== DOCUMENT EXTRACT

But even if you’re conscientious of this as you write your code, it’s typically not possible to reduce all diameters because the indirection that reduces one requirement’s diameter will tend to increase the diameters of others. More generally, the different requirements for a project cover all the code one way or another, so reducing the diameter of one requirement will often pull on other requirements, making their diameters bigger.
This means that deciding how to factor a project’s code isn’t as simple reducing the diameters of all the requirements. It requires making decisions about which requirements should have small diameters, and which can have larger ones. This is where disagreements can arise, even when everyone agrees on the requirements themselves.
As noted above, the diameter of a requirement is particularly important when the requirement changes. This is the motivation for the second part of the principle stated above: Code design should minimize the diameter of every requirement, but particularly those that are most likely to change.
In order to apply this principle, you need to understand which requirements have the highest risk of changing. But more importantly, as noted above, different understandings of the requirements’ volatility will lead to disagreements about factoring, even if the team agrees in the requirements and the small-diameters principle. But if you recognize that this is the source of the disagreement, you can step back and discuss the requirements before you dig in on the design.
As with the outside-in principle, there are situations where reducing requirement diameters will be less important, or even counter-productive. Writing code this way takes longer, so if your goal is to learn something — learning a new language, experimenting with a new algorithm, etc. — you probably shouldn’t bother with the extra indirection, etc. required to reduce requirement diameters.
In fact, many requirements in this situation (to the extent that you have them at all) will be equally likely to change and choosing to reduce the diameter of one will force you to increase the diameters of others. So this could backfire if the wrong requirements change.
If you’re writing prototype code that’s going to be thrown away when you start building the production version, it likely won’t be around long enough for requirements to change. But there may be different versions of particular aspects/requirements that you want to compare. You can address this by minimizing the diameter of those requirements so that you can easily swap them in and out. Otherwise, you can choose which requirements to minimize based on how hard it will be to ensure consistency when you’re implementing them.
If you look back at factoring decisions that you’ve made, or that you’ve seen in others’ code, you should be able to recognize how they have increased or decreased the diameters of different requirements. The decisions that you recognize as good likely tended to decrease requirement diameters, particularly for requirements that were expected to change. Questionable decisions probably decreased the diameters of some requirements, while increasing those of others.
So, the next time you’re wondering why someone factored their code a certain way, or debating a design decision that you need to make (with your teammates or yourself), think about how different requirement diameters would be affected, and which ones need to be prioritized. This will move you beyond just following standard coding best-practices and help you to both make and justify better coding decisions.

====
== SUPPLIED RECORDS

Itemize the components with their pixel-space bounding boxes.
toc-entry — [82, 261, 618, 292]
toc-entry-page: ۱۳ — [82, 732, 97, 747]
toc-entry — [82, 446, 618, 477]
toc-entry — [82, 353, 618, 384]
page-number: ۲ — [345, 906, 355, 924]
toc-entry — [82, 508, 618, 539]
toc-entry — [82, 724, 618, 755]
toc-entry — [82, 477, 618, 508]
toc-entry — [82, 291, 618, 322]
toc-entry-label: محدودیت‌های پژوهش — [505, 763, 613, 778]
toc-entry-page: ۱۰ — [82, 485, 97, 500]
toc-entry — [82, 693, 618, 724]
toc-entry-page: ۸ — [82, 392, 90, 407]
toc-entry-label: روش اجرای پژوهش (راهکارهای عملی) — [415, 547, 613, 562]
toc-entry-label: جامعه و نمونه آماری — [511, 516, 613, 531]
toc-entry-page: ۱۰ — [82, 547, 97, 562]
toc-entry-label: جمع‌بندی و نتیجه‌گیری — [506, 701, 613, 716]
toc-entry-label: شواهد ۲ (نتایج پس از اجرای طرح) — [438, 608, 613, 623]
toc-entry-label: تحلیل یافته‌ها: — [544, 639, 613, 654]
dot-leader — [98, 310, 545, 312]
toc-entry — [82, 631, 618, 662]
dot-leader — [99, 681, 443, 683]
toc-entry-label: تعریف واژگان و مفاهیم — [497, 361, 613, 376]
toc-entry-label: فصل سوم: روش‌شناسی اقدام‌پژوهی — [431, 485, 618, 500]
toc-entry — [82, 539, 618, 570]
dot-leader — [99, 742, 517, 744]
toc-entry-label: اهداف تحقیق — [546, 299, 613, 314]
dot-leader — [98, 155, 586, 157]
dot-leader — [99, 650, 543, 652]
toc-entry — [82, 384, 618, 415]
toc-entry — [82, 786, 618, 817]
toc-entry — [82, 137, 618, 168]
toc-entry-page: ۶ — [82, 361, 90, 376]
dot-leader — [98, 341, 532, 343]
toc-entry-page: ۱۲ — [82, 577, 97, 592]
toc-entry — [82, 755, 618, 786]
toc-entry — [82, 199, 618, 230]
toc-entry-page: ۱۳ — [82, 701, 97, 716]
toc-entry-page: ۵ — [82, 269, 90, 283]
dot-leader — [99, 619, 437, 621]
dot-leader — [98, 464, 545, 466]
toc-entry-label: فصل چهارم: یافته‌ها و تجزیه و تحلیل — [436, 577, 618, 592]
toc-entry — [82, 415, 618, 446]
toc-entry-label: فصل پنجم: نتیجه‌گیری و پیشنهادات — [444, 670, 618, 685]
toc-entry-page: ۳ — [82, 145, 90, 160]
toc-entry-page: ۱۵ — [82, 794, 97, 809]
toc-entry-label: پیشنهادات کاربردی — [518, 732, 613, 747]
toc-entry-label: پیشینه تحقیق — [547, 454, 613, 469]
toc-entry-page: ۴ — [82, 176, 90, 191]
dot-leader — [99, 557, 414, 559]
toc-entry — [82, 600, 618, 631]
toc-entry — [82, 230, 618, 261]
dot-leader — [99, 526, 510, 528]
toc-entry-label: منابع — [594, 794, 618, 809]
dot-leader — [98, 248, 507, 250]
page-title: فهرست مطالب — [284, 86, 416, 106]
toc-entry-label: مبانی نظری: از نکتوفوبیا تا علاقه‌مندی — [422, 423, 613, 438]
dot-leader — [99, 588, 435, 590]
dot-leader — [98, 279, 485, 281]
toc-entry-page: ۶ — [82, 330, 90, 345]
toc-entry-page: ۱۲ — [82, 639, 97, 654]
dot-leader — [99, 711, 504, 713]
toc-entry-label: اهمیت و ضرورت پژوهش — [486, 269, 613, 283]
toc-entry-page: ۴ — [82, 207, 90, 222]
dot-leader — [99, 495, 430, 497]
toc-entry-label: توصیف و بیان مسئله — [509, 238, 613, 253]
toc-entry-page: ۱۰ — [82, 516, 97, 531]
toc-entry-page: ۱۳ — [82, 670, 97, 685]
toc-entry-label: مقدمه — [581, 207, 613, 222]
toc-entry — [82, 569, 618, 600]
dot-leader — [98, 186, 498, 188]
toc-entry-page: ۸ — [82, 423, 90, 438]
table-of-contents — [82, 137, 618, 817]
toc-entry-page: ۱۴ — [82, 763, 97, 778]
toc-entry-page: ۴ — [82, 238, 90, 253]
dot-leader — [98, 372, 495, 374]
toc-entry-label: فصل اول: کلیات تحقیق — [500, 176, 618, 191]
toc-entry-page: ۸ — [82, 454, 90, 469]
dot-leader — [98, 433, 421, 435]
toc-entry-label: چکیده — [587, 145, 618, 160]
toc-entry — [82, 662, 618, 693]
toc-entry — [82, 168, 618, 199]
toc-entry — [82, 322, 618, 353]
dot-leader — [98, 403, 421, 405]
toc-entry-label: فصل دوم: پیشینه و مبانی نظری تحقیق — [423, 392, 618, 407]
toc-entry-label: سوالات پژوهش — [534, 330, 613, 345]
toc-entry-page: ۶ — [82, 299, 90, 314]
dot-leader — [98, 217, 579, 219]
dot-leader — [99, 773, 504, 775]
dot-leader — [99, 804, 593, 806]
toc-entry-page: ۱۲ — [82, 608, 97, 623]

====

• **ABOUT THIS TASK**:
Reproduce word for word everything in the article on requirement diameters, from "If you’re writing" down to "you’re implementing them.".

• **RESULT OF THE TASK**:
If you’re writing prototype code that’s going to be thrown away when you start building the production version, it likely won’t be around long enough for requirements to change. But there may be different versions of particular aspects/requirements that you want to compare. You can address this by minimizing the diameter of those requirements so that you can easily swap them in and out. Otherwise, you can choose which requirements to minimize based on how hard it will be to ensure consistency when you’re implementing them.